▶ TASK GOAL
Print out each record below, unaltered and complete, without its images.

─── PROVIDED INFORMATION

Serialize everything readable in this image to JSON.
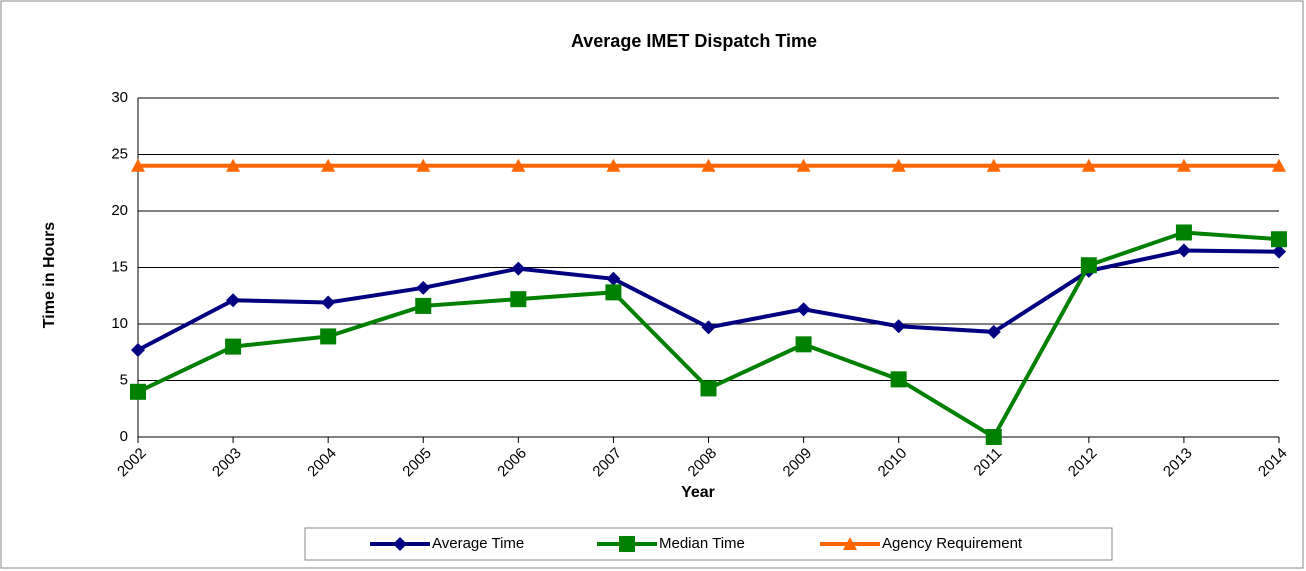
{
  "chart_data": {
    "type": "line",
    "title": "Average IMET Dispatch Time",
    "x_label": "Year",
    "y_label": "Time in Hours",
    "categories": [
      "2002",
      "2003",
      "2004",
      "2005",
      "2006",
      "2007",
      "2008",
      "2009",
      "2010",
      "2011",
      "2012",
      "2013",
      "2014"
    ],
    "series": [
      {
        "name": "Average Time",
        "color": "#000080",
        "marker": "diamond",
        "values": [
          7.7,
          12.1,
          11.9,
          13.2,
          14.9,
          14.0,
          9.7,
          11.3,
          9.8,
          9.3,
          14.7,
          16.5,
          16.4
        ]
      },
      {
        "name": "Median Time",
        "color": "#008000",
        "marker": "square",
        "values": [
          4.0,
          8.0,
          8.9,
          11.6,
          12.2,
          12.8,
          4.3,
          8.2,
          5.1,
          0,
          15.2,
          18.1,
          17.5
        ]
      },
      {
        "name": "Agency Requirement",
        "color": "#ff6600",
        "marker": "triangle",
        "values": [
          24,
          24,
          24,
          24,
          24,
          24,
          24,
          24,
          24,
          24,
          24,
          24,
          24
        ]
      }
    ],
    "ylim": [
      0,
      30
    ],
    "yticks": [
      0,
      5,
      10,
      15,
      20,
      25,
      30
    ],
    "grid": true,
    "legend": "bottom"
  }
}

──────

▶ REPLY TO THE TASK
Serialize everything readable in this image to JSON.
{
  "chart_data": {
    "type": "line",
    "title": "Average IMET Dispatch Time",
    "x_label": "Year",
    "y_label": "Time in Hours",
    "categories": [
      "2002",
      "2003",
      "2004",
      "2005",
      "2006",
      "2007",
      "2008",
      "2009",
      "2010",
      "2011",
      "2012",
      "2013",
      "2014"
    ],
    "series": [
      {
        "name": "Average Time",
        "color": "#000080",
        "marker": "diamond",
        "values": [
          7.7,
          12.1,
          11.9,
          13.2,
          14.9,
          14.0,
          9.7,
          11.3,
          9.8,
          9.3,
          14.7,
          16.5,
          16.4
        ]
      },
      {
        "name": "Median Time",
        "color": "#008000",
        "marker": "square",
        "values": [
          4.0,
          8.0,
          8.9,
          11.6,
          12.2,
          12.8,
          4.3,
          8.2,
          5.1,
          0,
          15.2,
          18.1,
          17.5
        ]
      },
      {
        "name": "Agency Requirement",
        "color": "#ff6600",
        "marker": "triangle",
        "values": [
          24,
          24,
          24,
          24,
          24,
          24,
          24,
          24,
          24,
          24,
          24,
          24,
          24
        ]
      }
    ],
    "ylim": [
      0,
      30
    ],
    "yticks": [
      0,
      5,
      10,
      15,
      20,
      25,
      30
    ],
    "grid": true,
    "legend": "bottom"
  }
}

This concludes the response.